(Stored items from a collection)
■ ■ ■
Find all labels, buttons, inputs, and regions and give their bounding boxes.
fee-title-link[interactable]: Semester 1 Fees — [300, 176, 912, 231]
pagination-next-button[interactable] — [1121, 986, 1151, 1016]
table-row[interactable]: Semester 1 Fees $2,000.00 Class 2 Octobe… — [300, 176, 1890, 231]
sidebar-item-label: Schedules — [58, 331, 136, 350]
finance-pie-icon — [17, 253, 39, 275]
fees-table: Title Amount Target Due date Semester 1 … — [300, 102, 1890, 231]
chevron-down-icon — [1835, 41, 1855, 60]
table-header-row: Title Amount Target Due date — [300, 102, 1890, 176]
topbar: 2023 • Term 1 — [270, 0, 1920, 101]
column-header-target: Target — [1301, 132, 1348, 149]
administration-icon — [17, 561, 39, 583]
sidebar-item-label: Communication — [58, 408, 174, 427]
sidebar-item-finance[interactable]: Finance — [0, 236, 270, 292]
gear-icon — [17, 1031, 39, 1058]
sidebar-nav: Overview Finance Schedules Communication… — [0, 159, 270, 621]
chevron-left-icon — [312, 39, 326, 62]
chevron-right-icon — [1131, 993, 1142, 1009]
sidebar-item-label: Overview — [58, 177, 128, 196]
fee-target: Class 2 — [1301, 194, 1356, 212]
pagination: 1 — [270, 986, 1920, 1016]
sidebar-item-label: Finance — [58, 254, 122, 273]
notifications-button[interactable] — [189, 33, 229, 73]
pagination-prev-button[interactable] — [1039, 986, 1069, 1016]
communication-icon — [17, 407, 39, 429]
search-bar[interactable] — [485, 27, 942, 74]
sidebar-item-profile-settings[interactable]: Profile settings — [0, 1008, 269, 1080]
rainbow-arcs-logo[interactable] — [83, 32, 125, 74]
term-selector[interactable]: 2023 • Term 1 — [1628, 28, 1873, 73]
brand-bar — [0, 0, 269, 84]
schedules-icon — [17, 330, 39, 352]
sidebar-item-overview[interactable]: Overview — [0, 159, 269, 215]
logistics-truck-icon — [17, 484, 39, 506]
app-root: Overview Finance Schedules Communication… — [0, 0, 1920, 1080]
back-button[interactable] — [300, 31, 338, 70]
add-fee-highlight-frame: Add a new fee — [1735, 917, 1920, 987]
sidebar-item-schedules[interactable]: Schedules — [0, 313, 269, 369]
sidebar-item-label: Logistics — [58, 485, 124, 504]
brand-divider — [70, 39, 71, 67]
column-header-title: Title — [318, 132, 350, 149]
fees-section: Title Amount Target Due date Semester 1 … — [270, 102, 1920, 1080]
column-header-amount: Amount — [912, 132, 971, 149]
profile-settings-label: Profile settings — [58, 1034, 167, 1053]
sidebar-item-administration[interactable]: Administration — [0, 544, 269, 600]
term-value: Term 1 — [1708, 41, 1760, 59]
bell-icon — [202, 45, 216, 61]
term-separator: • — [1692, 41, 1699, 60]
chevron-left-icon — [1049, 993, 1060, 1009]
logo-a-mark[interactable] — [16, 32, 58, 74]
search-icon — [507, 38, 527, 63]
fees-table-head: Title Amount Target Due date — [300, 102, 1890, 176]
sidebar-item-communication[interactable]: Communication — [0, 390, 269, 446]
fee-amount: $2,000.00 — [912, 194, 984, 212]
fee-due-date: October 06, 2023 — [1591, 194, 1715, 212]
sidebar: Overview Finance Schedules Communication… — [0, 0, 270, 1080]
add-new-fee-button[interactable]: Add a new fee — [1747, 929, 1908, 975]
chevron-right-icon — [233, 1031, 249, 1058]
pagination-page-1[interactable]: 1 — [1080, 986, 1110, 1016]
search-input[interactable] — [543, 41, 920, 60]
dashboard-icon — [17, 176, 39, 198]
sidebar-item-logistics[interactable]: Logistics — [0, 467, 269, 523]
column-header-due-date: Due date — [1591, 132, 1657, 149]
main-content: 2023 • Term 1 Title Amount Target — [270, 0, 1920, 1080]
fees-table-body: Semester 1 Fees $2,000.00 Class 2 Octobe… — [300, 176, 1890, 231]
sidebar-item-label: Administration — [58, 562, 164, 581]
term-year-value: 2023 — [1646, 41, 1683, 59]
■ ■ ■
■ JOB:
Can you reproduce the records above with "Semester 1 Fees" swapped for "Spring Tuition" wherever it occurs, keeping every other character the same?

■ WRITTEN ANSWER:
Find all labels, buttons, inputs, and regions and give their bounding boxes.
fee-title-link[interactable]: Spring Tuition — [300, 176, 912, 231]
pagination-next-button[interactable] — [1121, 986, 1151, 1016]
table-row[interactable]: Spring Tuition $2,000.00 Class 2 Octobe… — [300, 176, 1890, 231]
sidebar-item-label: Schedules — [58, 331, 136, 350]
finance-pie-icon — [17, 253, 39, 275]
fees-table: Title Amount Target Due date Semester 1 … — [300, 102, 1890, 231]
chevron-down-icon — [1835, 41, 1855, 60]
table-header-row: Title Amount Target Due date — [300, 102, 1890, 176]
topbar: 2023 • Term 1 — [270, 0, 1920, 101]
column-header-target: Target — [1301, 132, 1348, 149]
administration-icon — [17, 561, 39, 583]
sidebar-item-label: Communication — [58, 408, 174, 427]
sidebar-item-finance[interactable]: Finance — [0, 236, 270, 292]
gear-icon — [17, 1031, 39, 1058]
sidebar-nav: Overview Finance Schedules Communication… — [0, 159, 270, 621]
chevron-left-icon — [312, 39, 326, 62]
chevron-right-icon — [1131, 993, 1142, 1009]
sidebar-item-label: Overview — [58, 177, 128, 196]
fee-target: Class 2 — [1301, 194, 1356, 212]
pagination: 1 — [270, 986, 1920, 1016]
sidebar-item-label: Finance — [58, 254, 122, 273]
notifications-button[interactable] — [189, 33, 229, 73]
pagination-prev-button[interactable] — [1039, 986, 1069, 1016]
communication-icon — [17, 407, 39, 429]
search-bar[interactable] — [485, 27, 942, 74]
sidebar-item-profile-settings[interactable]: Profile settings — [0, 1008, 269, 1080]
rainbow-arcs-logo[interactable] — [83, 32, 125, 74]
term-selector[interactable]: 2023 • Term 1 — [1628, 28, 1873, 73]
brand-bar — [0, 0, 269, 84]
schedules-icon — [17, 330, 39, 352]
sidebar-item-overview[interactable]: Overview — [0, 159, 269, 215]
logistics-truck-icon — [17, 484, 39, 506]
app-root: Overview Finance Schedules Communication… — [0, 0, 1920, 1080]
back-button[interactable] — [300, 31, 338, 70]
add-fee-highlight-frame: Add a new fee — [1735, 917, 1920, 987]
sidebar-item-schedules[interactable]: Schedules — [0, 313, 269, 369]
sidebar-item-label: Logistics — [58, 485, 124, 504]
brand-divider — [70, 39, 71, 67]
column-header-title: Title — [318, 132, 350, 149]
fees-section: Title Amount Target Due date Semester 1 … — [270, 102, 1920, 1080]
column-header-amount: Amount — [912, 132, 971, 149]
profile-settings-label: Profile settings — [58, 1034, 167, 1053]
sidebar-item-administration[interactable]: Administration — [0, 544, 269, 600]
term-value: Term 1 — [1708, 41, 1760, 59]
bell-icon — [202, 45, 216, 61]
term-separator: • — [1692, 41, 1699, 60]
chevron-left-icon — [1049, 993, 1060, 1009]
logo-a-mark[interactable] — [16, 32, 58, 74]
search-icon — [507, 38, 527, 63]
fees-table-head: Title Amount Target Due date — [300, 102, 1890, 176]
sidebar-item-communication[interactable]: Communication — [0, 390, 269, 446]
fee-amount: $2,000.00 — [912, 194, 984, 212]
fee-due-date: October 06, 2023 — [1591, 194, 1715, 212]
sidebar: Overview Finance Schedules Communication… — [0, 0, 270, 1080]
add-new-fee-button[interactable]: Add a new fee — [1747, 929, 1908, 975]
chevron-right-icon — [233, 1031, 249, 1058]
pagination-page-1[interactable]: 1 — [1080, 986, 1110, 1016]
search-input[interactable] — [543, 41, 920, 60]
dashboard-icon — [17, 176, 39, 198]
sidebar-item-logistics[interactable]: Logistics — [0, 467, 269, 523]
column-header-due-date: Due date — [1591, 132, 1657, 149]
main-content: 2023 • Term 1 Title Amount Target — [270, 0, 1920, 1080]
fees-table-body: Spring Tuition $2,000.00 Class 2 Octobe… — [300, 176, 1890, 231]
sidebar-item-label: Administration — [58, 562, 164, 581]
term-year-value: 2023 — [1646, 41, 1683, 59]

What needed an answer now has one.